MATERIAL PROVIDED:
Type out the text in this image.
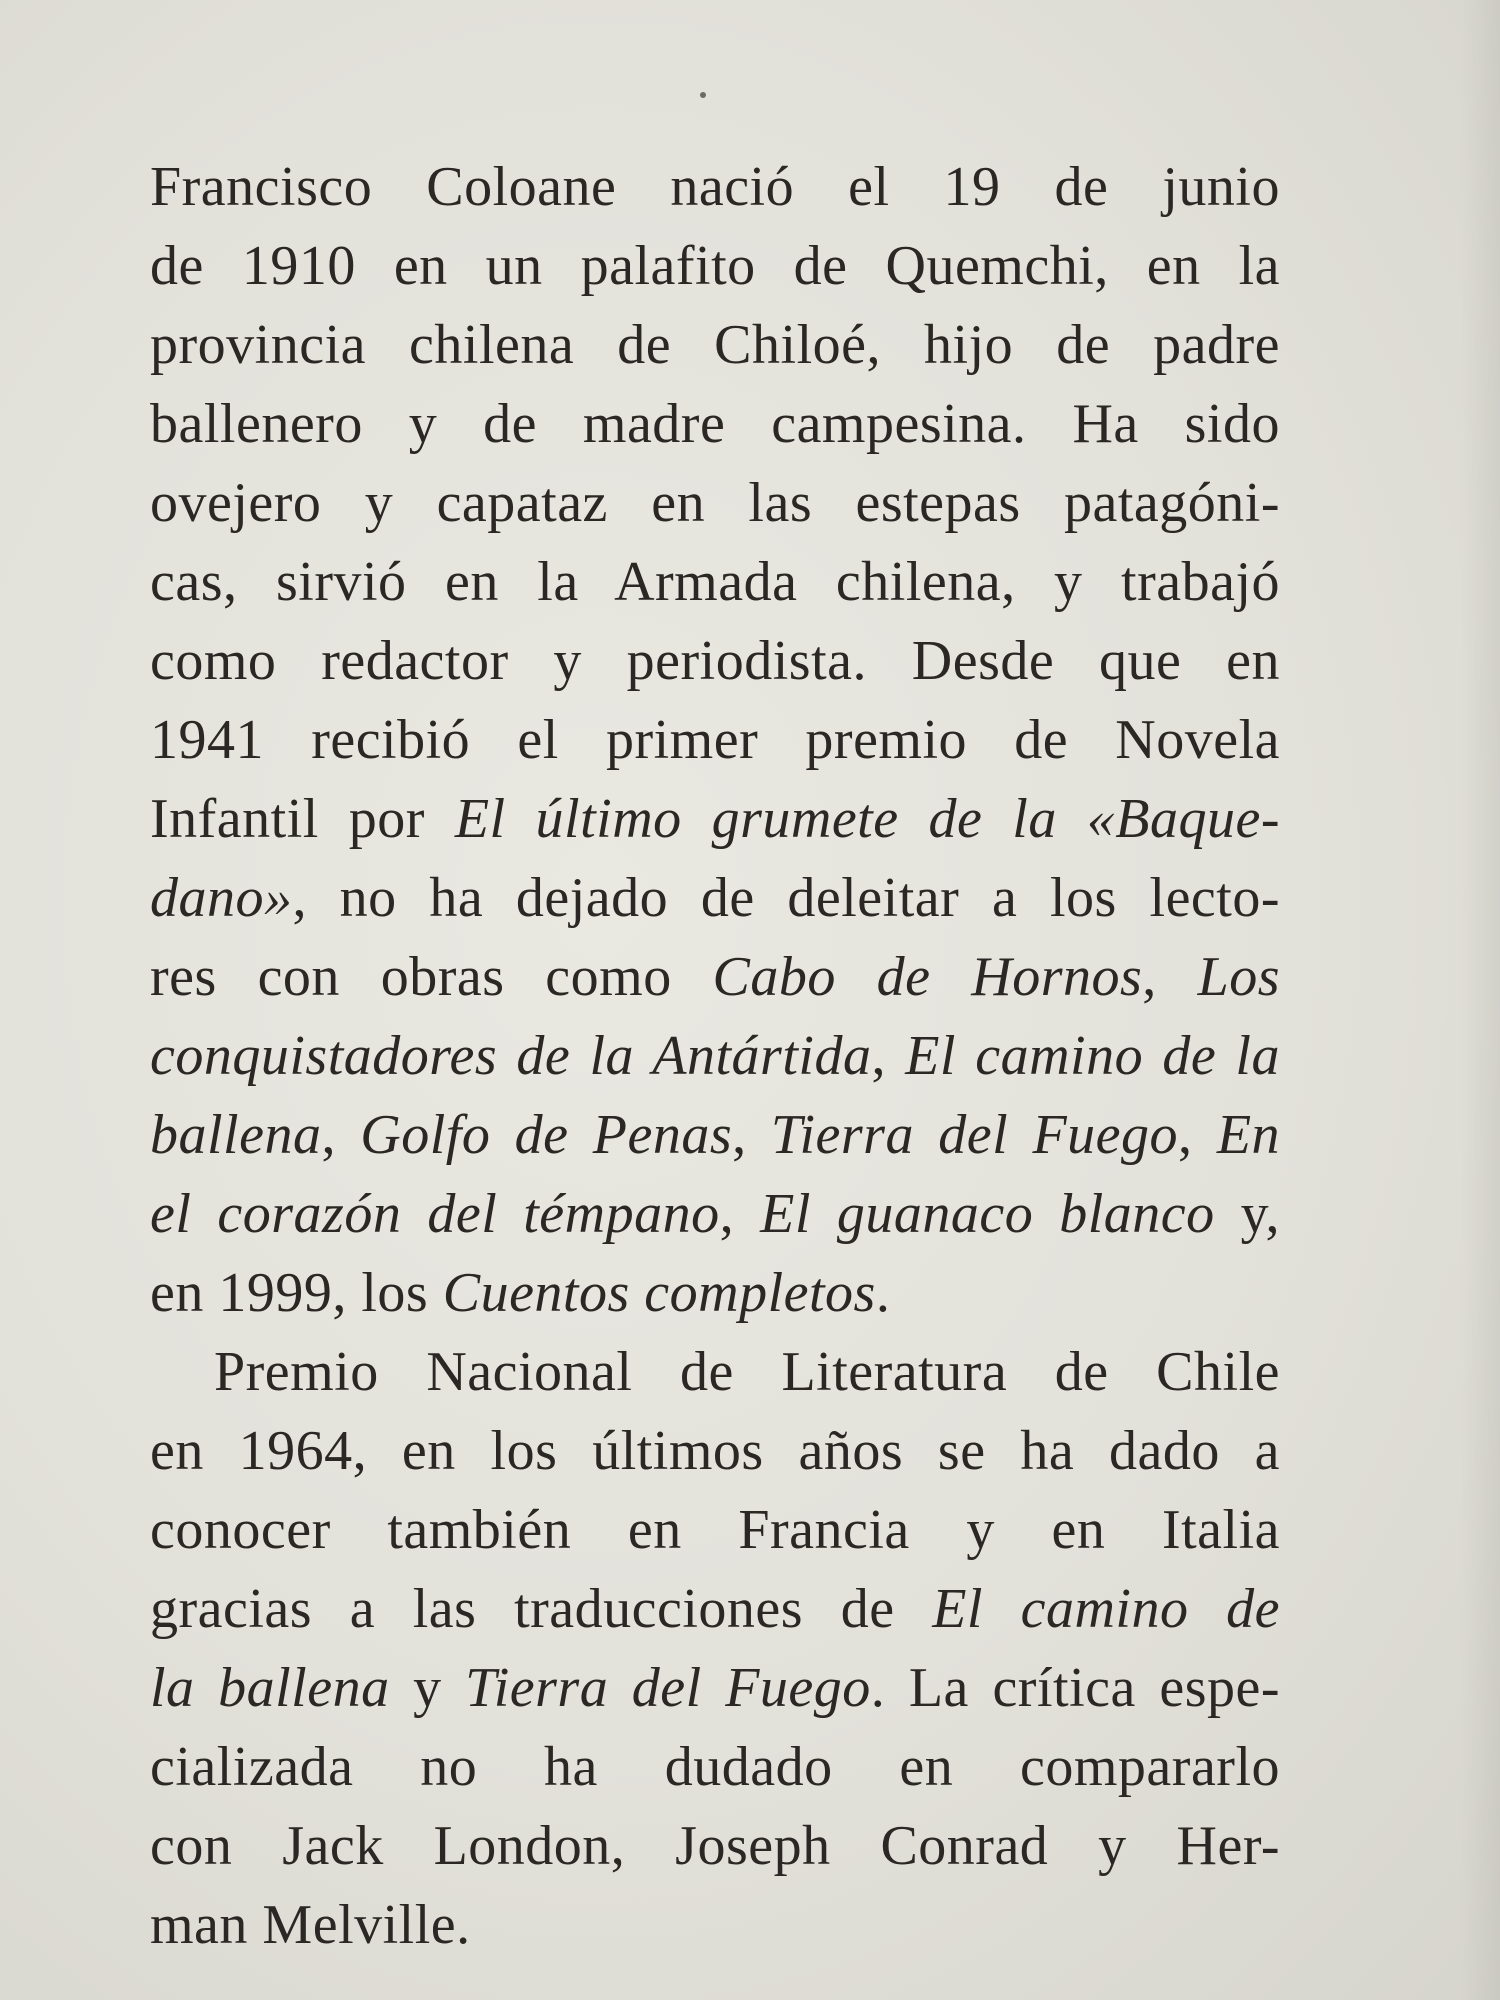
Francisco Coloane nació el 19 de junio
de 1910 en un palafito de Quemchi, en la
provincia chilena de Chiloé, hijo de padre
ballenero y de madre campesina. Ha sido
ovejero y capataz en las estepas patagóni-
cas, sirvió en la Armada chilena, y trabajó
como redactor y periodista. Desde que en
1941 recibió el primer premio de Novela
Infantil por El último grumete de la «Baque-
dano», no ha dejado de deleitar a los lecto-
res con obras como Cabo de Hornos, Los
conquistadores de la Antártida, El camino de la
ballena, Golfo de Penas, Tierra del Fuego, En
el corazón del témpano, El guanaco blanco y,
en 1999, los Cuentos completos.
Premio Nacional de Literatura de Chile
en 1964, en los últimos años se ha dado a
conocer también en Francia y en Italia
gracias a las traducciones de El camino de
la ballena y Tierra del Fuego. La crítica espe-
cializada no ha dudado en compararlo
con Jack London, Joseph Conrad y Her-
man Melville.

---

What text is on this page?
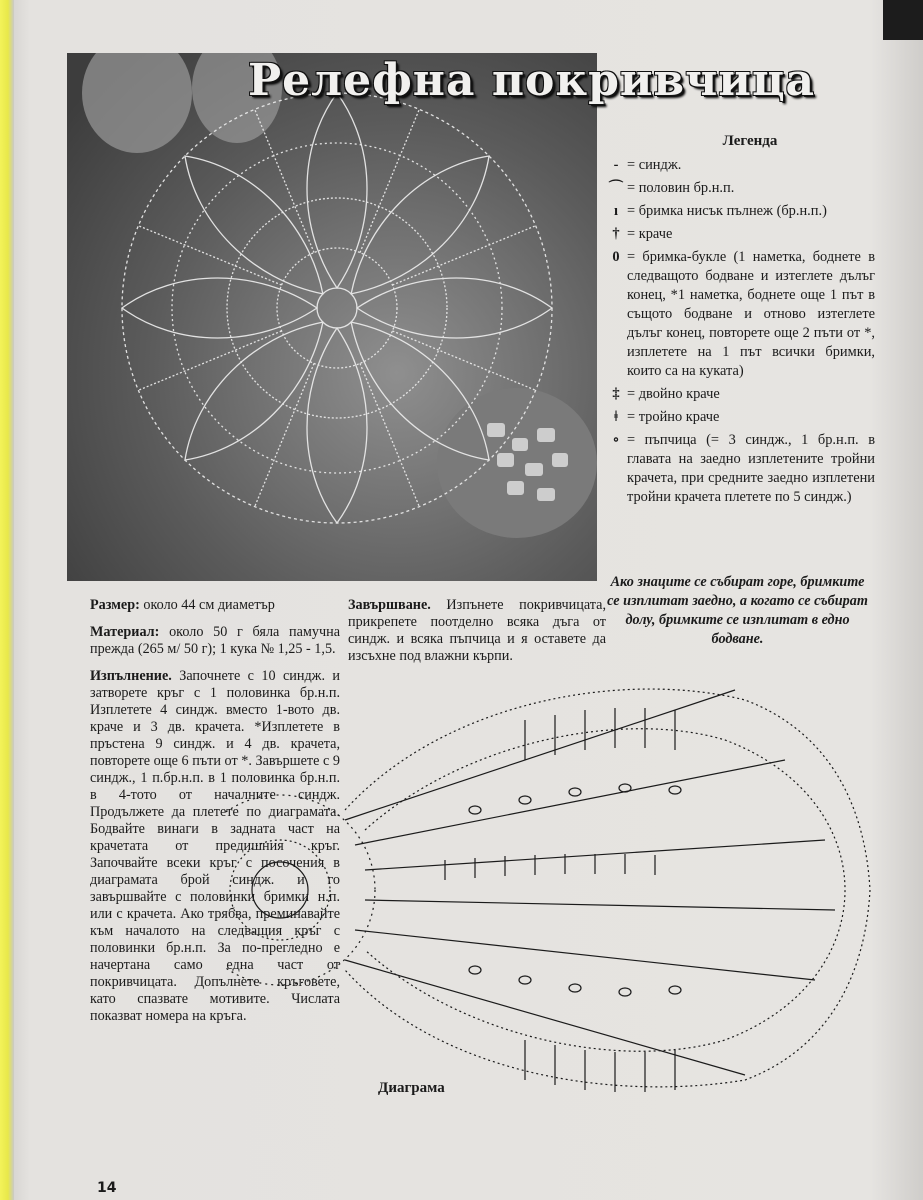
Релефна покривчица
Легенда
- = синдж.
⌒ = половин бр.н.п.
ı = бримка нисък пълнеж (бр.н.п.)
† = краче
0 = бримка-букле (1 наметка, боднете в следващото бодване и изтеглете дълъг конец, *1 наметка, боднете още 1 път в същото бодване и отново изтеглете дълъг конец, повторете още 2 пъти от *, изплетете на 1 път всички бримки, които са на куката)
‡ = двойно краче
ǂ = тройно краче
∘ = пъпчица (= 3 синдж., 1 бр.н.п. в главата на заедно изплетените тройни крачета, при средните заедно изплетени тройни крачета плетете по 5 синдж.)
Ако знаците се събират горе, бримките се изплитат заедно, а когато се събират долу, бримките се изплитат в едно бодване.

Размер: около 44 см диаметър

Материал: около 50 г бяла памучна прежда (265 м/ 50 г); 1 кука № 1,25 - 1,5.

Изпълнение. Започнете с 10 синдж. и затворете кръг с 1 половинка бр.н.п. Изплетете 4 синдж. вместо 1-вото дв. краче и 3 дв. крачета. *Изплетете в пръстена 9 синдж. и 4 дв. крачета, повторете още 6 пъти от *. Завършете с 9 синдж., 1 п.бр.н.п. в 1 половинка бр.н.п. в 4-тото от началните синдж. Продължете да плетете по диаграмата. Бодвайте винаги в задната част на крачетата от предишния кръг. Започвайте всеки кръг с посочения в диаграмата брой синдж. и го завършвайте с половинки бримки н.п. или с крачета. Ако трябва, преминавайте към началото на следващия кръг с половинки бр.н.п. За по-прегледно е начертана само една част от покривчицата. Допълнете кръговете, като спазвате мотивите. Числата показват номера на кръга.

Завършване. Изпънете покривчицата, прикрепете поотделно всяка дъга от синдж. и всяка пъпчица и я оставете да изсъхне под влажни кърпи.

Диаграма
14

...

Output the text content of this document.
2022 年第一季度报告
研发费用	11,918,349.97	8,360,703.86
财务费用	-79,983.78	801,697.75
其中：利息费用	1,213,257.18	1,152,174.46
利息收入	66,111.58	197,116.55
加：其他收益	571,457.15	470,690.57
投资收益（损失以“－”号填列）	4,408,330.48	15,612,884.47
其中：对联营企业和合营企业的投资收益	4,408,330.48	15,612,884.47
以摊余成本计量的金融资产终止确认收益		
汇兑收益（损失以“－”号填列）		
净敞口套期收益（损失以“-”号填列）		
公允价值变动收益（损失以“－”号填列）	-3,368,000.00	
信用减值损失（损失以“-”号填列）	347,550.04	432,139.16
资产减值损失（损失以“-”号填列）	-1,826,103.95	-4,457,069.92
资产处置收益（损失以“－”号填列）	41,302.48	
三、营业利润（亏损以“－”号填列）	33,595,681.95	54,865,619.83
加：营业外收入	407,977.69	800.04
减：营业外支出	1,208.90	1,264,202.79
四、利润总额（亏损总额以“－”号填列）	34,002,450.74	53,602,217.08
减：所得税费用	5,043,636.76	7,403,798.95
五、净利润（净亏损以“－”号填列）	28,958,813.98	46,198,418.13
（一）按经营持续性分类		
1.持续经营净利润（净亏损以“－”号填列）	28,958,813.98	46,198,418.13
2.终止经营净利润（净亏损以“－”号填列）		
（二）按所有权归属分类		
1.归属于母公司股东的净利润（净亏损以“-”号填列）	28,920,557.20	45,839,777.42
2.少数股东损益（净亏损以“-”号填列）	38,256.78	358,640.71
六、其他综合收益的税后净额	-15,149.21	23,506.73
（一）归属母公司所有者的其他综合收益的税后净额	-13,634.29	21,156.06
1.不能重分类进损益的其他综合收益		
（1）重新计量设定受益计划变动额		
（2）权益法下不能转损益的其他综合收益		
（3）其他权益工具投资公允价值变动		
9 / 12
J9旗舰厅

AIM:
Extract every line containing the string "пъпчица" from the data above.

RESULT OF THE EXERCISE:
∘ = пъпчица (= 3 синдж., 1 бр.н.п. в главата на заедно изплетените тройни крачета, при средните заедно изплетени тройни крачета плетете по 5 синдж.)
Завършване. Изпънете покривчицата, прикрепете поотделно всяка дъга от синдж. и всяка пъпчица и я оставете да изсъхне под влажни кърпи.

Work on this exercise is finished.